● **What the task requires**
Copy out all lines of the records in which the word "JSON" appears.

Figure record listings:
* * * * *

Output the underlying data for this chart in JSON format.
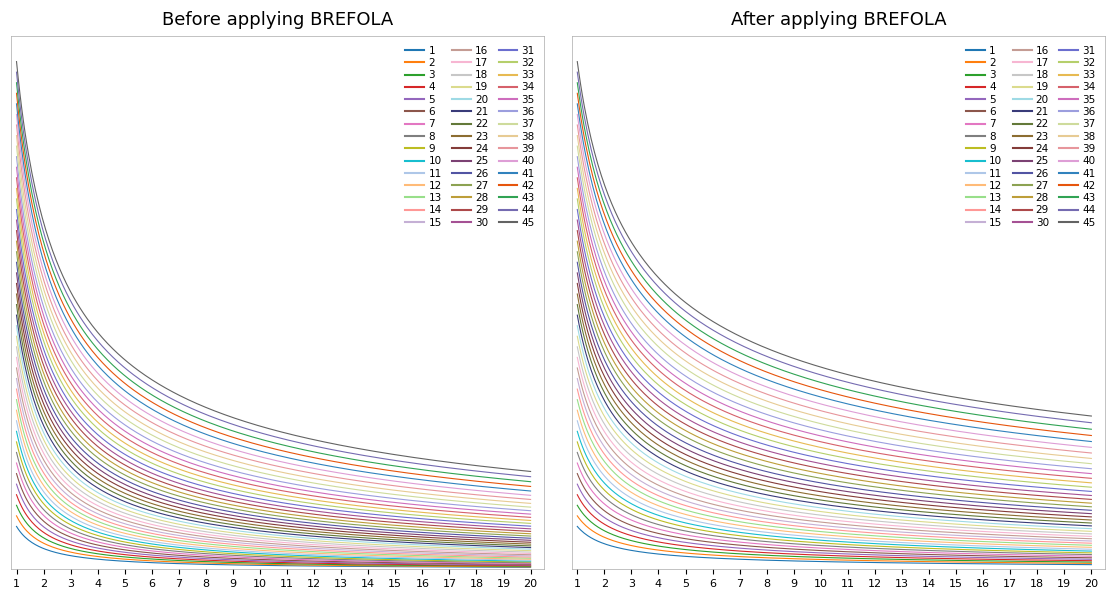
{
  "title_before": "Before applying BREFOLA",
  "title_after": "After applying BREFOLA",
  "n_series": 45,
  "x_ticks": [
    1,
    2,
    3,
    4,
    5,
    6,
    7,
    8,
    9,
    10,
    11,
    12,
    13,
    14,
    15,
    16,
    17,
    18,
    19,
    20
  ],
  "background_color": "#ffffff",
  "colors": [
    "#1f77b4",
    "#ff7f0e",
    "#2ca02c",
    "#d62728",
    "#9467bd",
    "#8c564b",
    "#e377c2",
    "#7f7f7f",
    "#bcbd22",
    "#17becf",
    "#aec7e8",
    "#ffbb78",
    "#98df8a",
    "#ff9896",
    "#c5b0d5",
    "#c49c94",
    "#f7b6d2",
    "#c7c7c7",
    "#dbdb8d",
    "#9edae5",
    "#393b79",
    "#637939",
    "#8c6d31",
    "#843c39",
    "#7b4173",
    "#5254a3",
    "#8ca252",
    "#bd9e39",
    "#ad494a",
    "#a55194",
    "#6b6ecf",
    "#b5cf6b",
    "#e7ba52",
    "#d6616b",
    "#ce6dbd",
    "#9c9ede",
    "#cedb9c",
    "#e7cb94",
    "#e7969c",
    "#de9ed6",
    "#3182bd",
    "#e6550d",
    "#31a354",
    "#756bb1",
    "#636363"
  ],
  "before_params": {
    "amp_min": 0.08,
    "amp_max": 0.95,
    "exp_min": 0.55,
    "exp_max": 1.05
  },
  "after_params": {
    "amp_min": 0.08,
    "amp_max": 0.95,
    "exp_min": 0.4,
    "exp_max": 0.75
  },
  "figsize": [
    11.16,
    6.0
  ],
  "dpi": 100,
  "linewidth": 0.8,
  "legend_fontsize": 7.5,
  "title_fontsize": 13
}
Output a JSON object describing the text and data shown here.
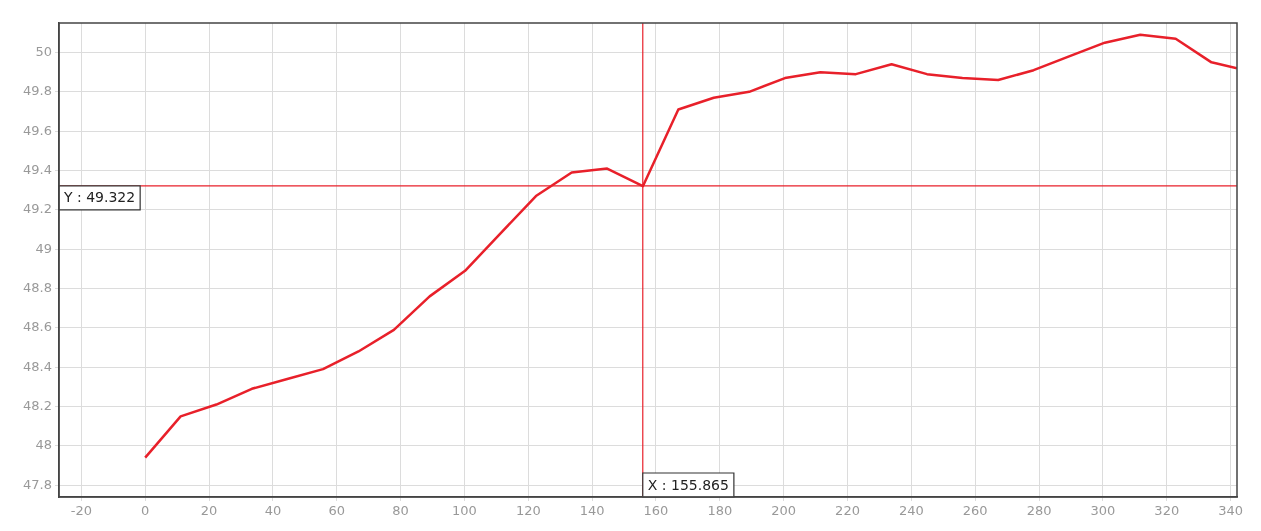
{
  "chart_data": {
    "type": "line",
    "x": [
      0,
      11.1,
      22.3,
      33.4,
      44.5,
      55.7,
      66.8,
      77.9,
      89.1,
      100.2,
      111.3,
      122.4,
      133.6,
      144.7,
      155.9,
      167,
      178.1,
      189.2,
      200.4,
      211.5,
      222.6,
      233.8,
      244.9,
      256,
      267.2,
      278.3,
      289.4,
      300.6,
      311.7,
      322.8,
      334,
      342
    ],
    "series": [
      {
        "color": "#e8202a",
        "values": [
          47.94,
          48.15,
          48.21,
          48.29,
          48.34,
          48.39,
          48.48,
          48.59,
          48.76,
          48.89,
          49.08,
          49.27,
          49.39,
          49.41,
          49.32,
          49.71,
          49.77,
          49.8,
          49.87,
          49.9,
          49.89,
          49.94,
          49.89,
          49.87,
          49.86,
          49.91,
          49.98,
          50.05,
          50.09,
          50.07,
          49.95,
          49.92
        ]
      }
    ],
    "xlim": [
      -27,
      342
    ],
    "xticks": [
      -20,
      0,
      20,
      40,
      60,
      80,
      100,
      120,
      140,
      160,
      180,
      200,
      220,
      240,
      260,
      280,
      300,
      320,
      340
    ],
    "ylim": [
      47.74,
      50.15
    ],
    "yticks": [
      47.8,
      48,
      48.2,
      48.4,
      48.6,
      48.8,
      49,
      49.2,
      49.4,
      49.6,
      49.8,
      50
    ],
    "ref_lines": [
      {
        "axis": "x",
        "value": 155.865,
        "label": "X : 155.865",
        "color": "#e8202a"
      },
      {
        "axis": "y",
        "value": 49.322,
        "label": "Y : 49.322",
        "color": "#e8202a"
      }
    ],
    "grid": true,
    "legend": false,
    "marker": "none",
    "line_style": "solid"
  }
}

* * * * *

● **Result for this exercise**
Output the underlying data for this chart in JSON format.
Output a JSON object describing the text and data shown here.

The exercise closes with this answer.